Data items
▶

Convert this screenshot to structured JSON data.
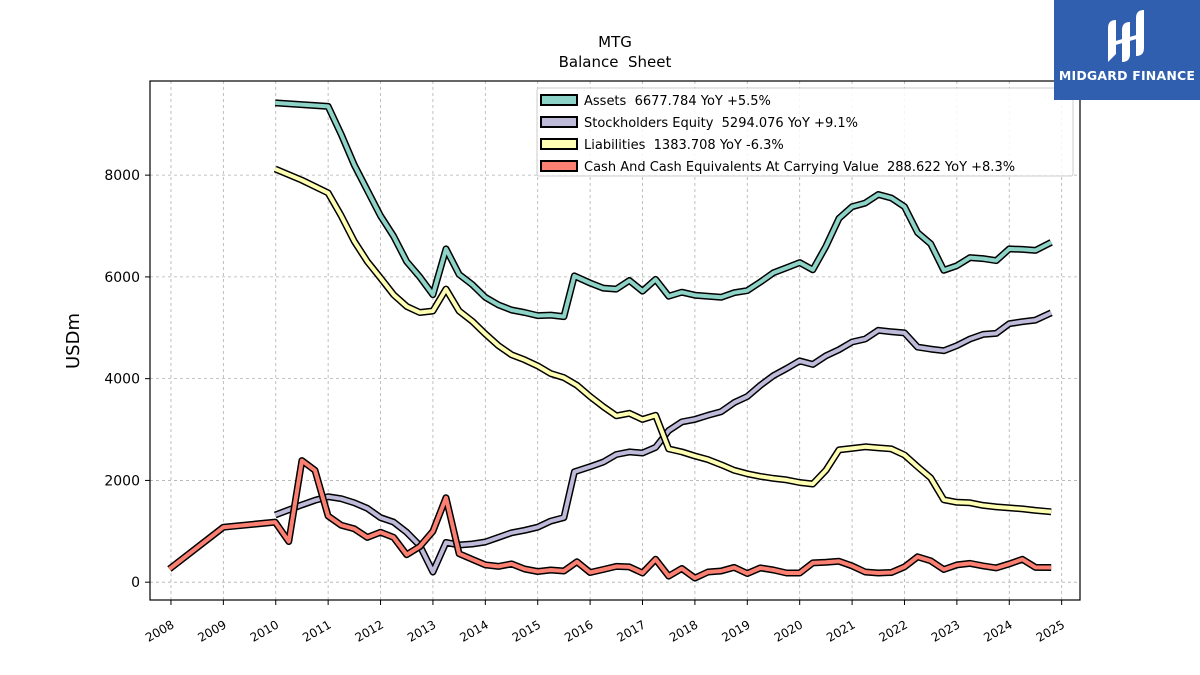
{
  "chart_data": {
    "type": "line",
    "title": "MTG",
    "subtitle": "Balance  Sheet",
    "ylabel": "USDm",
    "xlabel": "",
    "xlim": [
      2007.6,
      2025.35
    ],
    "ylim": [
      -350,
      9850
    ],
    "x_ticks": [
      2008,
      2009,
      2010,
      2011,
      2012,
      2013,
      2014,
      2015,
      2016,
      2017,
      2018,
      2019,
      2020,
      2021,
      2022,
      2023,
      2024,
      2025
    ],
    "y_ticks": [
      0,
      2000,
      4000,
      6000,
      8000
    ],
    "grid": true,
    "legend_position": "top-right",
    "series": [
      {
        "name": "Assets  6677.784 YoY +5.5%",
        "color": "#8dd3c7",
        "points": [
          [
            2009.99,
            9420
          ],
          [
            2011.0,
            9350
          ],
          [
            2011.25,
            8800
          ],
          [
            2011.5,
            8200
          ],
          [
            2011.75,
            7700
          ],
          [
            2012.0,
            7200
          ],
          [
            2012.25,
            6800
          ],
          [
            2012.5,
            6300
          ],
          [
            2012.75,
            6000
          ],
          [
            2013.0,
            5650
          ],
          [
            2013.25,
            6550
          ],
          [
            2013.5,
            6050
          ],
          [
            2013.75,
            5850
          ],
          [
            2014.0,
            5600
          ],
          [
            2014.25,
            5450
          ],
          [
            2014.5,
            5350
          ],
          [
            2014.75,
            5300
          ],
          [
            2015.0,
            5240
          ],
          [
            2015.25,
            5250
          ],
          [
            2015.5,
            5220
          ],
          [
            2015.7,
            6020
          ],
          [
            2016.0,
            5880
          ],
          [
            2016.25,
            5780
          ],
          [
            2016.5,
            5760
          ],
          [
            2016.75,
            5930
          ],
          [
            2017.0,
            5720
          ],
          [
            2017.25,
            5950
          ],
          [
            2017.5,
            5620
          ],
          [
            2017.75,
            5700
          ],
          [
            2018.0,
            5640
          ],
          [
            2018.25,
            5620
          ],
          [
            2018.5,
            5600
          ],
          [
            2018.75,
            5690
          ],
          [
            2019.0,
            5730
          ],
          [
            2019.25,
            5900
          ],
          [
            2019.5,
            6080
          ],
          [
            2019.75,
            6180
          ],
          [
            2020.0,
            6280
          ],
          [
            2020.25,
            6140
          ],
          [
            2020.5,
            6600
          ],
          [
            2020.75,
            7150
          ],
          [
            2021.0,
            7380
          ],
          [
            2021.25,
            7450
          ],
          [
            2021.5,
            7620
          ],
          [
            2021.75,
            7550
          ],
          [
            2022.0,
            7380
          ],
          [
            2022.25,
            6870
          ],
          [
            2022.5,
            6650
          ],
          [
            2022.75,
            6130
          ],
          [
            2023.0,
            6220
          ],
          [
            2023.25,
            6380
          ],
          [
            2023.5,
            6360
          ],
          [
            2023.75,
            6320
          ],
          [
            2024.0,
            6550
          ],
          [
            2024.25,
            6540
          ],
          [
            2024.5,
            6520
          ],
          [
            2024.8,
            6678
          ]
        ]
      },
      {
        "name": "Stockholders Equity  5294.076 YoY +9.1%",
        "color": "#bebada",
        "points": [
          [
            2009.99,
            1320
          ],
          [
            2010.25,
            1420
          ],
          [
            2010.5,
            1520
          ],
          [
            2010.75,
            1610
          ],
          [
            2011.0,
            1680
          ],
          [
            2011.25,
            1640
          ],
          [
            2011.5,
            1560
          ],
          [
            2011.75,
            1450
          ],
          [
            2012.0,
            1270
          ],
          [
            2012.25,
            1180
          ],
          [
            2012.5,
            980
          ],
          [
            2012.75,
            720
          ],
          [
            2013.0,
            200
          ],
          [
            2013.25,
            780
          ],
          [
            2013.5,
            730
          ],
          [
            2013.75,
            750
          ],
          [
            2014.0,
            790
          ],
          [
            2014.25,
            880
          ],
          [
            2014.5,
            970
          ],
          [
            2014.75,
            1020
          ],
          [
            2015.0,
            1080
          ],
          [
            2015.25,
            1200
          ],
          [
            2015.5,
            1270
          ],
          [
            2015.7,
            2170
          ],
          [
            2016.0,
            2270
          ],
          [
            2016.25,
            2360
          ],
          [
            2016.5,
            2510
          ],
          [
            2016.75,
            2560
          ],
          [
            2017.0,
            2540
          ],
          [
            2017.25,
            2650
          ],
          [
            2017.5,
            2980
          ],
          [
            2017.75,
            3150
          ],
          [
            2018.0,
            3200
          ],
          [
            2018.25,
            3280
          ],
          [
            2018.5,
            3350
          ],
          [
            2018.75,
            3530
          ],
          [
            2019.0,
            3650
          ],
          [
            2019.25,
            3870
          ],
          [
            2019.5,
            4060
          ],
          [
            2019.75,
            4200
          ],
          [
            2020.0,
            4350
          ],
          [
            2020.25,
            4280
          ],
          [
            2020.5,
            4450
          ],
          [
            2020.75,
            4570
          ],
          [
            2021.0,
            4720
          ],
          [
            2021.25,
            4780
          ],
          [
            2021.5,
            4950
          ],
          [
            2021.75,
            4920
          ],
          [
            2022.0,
            4900
          ],
          [
            2022.25,
            4620
          ],
          [
            2022.5,
            4580
          ],
          [
            2022.75,
            4550
          ],
          [
            2023.0,
            4650
          ],
          [
            2023.25,
            4780
          ],
          [
            2023.5,
            4870
          ],
          [
            2023.75,
            4890
          ],
          [
            2024.0,
            5080
          ],
          [
            2024.25,
            5120
          ],
          [
            2024.5,
            5150
          ],
          [
            2024.8,
            5294
          ]
        ]
      },
      {
        "name": "Liabilities  1383.708 YoY -6.3%",
        "color": "#ffffb3",
        "points": [
          [
            2009.99,
            8120
          ],
          [
            2010.5,
            7900
          ],
          [
            2011.0,
            7650
          ],
          [
            2011.25,
            7200
          ],
          [
            2011.5,
            6700
          ],
          [
            2011.75,
            6300
          ],
          [
            2012.0,
            5980
          ],
          [
            2012.25,
            5650
          ],
          [
            2012.5,
            5420
          ],
          [
            2012.75,
            5300
          ],
          [
            2013.0,
            5330
          ],
          [
            2013.25,
            5760
          ],
          [
            2013.5,
            5330
          ],
          [
            2013.75,
            5130
          ],
          [
            2014.0,
            4880
          ],
          [
            2014.25,
            4650
          ],
          [
            2014.5,
            4470
          ],
          [
            2014.75,
            4370
          ],
          [
            2015.0,
            4250
          ],
          [
            2015.25,
            4100
          ],
          [
            2015.5,
            4020
          ],
          [
            2015.75,
            3870
          ],
          [
            2016.0,
            3650
          ],
          [
            2016.25,
            3450
          ],
          [
            2016.5,
            3270
          ],
          [
            2016.75,
            3320
          ],
          [
            2017.0,
            3200
          ],
          [
            2017.25,
            3280
          ],
          [
            2017.5,
            2620
          ],
          [
            2017.75,
            2560
          ],
          [
            2018.0,
            2480
          ],
          [
            2018.25,
            2410
          ],
          [
            2018.5,
            2310
          ],
          [
            2018.75,
            2200
          ],
          [
            2019.0,
            2130
          ],
          [
            2019.25,
            2080
          ],
          [
            2019.5,
            2040
          ],
          [
            2019.75,
            2010
          ],
          [
            2020.0,
            1960
          ],
          [
            2020.25,
            1930
          ],
          [
            2020.5,
            2200
          ],
          [
            2020.75,
            2600
          ],
          [
            2021.0,
            2630
          ],
          [
            2021.25,
            2660
          ],
          [
            2021.5,
            2640
          ],
          [
            2021.75,
            2620
          ],
          [
            2022.0,
            2500
          ],
          [
            2022.25,
            2270
          ],
          [
            2022.5,
            2050
          ],
          [
            2022.75,
            1620
          ],
          [
            2023.0,
            1570
          ],
          [
            2023.25,
            1560
          ],
          [
            2023.5,
            1510
          ],
          [
            2023.75,
            1480
          ],
          [
            2024.0,
            1460
          ],
          [
            2024.25,
            1440
          ],
          [
            2024.5,
            1410
          ],
          [
            2024.8,
            1384
          ]
        ]
      },
      {
        "name": "Cash And Cash Equivalents At Carrying Value  288.622 YoY +8.3%",
        "color": "#fb8072",
        "points": [
          [
            2007.97,
            260
          ],
          [
            2009.0,
            1080
          ],
          [
            2009.99,
            1180
          ],
          [
            2010.25,
            800
          ],
          [
            2010.5,
            2390
          ],
          [
            2010.75,
            2200
          ],
          [
            2011.0,
            1300
          ],
          [
            2011.25,
            1120
          ],
          [
            2011.5,
            1050
          ],
          [
            2011.75,
            880
          ],
          [
            2012.0,
            980
          ],
          [
            2012.25,
            880
          ],
          [
            2012.5,
            540
          ],
          [
            2012.75,
            700
          ],
          [
            2013.0,
            1000
          ],
          [
            2013.25,
            1660
          ],
          [
            2013.5,
            560
          ],
          [
            2013.75,
            450
          ],
          [
            2014.0,
            340
          ],
          [
            2014.25,
            310
          ],
          [
            2014.5,
            360
          ],
          [
            2014.75,
            260
          ],
          [
            2015.0,
            210
          ],
          [
            2015.25,
            240
          ],
          [
            2015.5,
            220
          ],
          [
            2015.75,
            400
          ],
          [
            2016.0,
            190
          ],
          [
            2016.25,
            250
          ],
          [
            2016.5,
            310
          ],
          [
            2016.75,
            300
          ],
          [
            2017.0,
            180
          ],
          [
            2017.25,
            450
          ],
          [
            2017.5,
            120
          ],
          [
            2017.75,
            270
          ],
          [
            2018.0,
            80
          ],
          [
            2018.25,
            200
          ],
          [
            2018.5,
            220
          ],
          [
            2018.75,
            290
          ],
          [
            2019.0,
            170
          ],
          [
            2019.25,
            280
          ],
          [
            2019.5,
            240
          ],
          [
            2019.75,
            180
          ],
          [
            2020.0,
            180
          ],
          [
            2020.25,
            380
          ],
          [
            2020.5,
            390
          ],
          [
            2020.75,
            410
          ],
          [
            2021.0,
            320
          ],
          [
            2021.25,
            200
          ],
          [
            2021.5,
            180
          ],
          [
            2021.75,
            190
          ],
          [
            2022.0,
            300
          ],
          [
            2022.25,
            500
          ],
          [
            2022.5,
            420
          ],
          [
            2022.75,
            250
          ],
          [
            2023.0,
            340
          ],
          [
            2023.25,
            370
          ],
          [
            2023.5,
            320
          ],
          [
            2023.75,
            280
          ],
          [
            2024.0,
            360
          ],
          [
            2024.25,
            450
          ],
          [
            2024.5,
            290
          ],
          [
            2024.8,
            289
          ]
        ]
      }
    ]
  },
  "logo": {
    "text": "MIDGARD FINANCE",
    "icon": "midgard-logo-icon",
    "background": "#2f5fae"
  }
}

◀

▶ Given task
Go through the records and pull out each line that includes the word "name".

▶ Written answer
        "name": "Assets  6677.784 YoY +5.5%",
        "name": "Stockholders Equity  5294.076 YoY +9.1%",
        "name": "Liabilities  1383.708 YoY -6.3%",
        "name": "Cash And Cash Equivalents At Carrying Value  288.622 YoY +8.3%",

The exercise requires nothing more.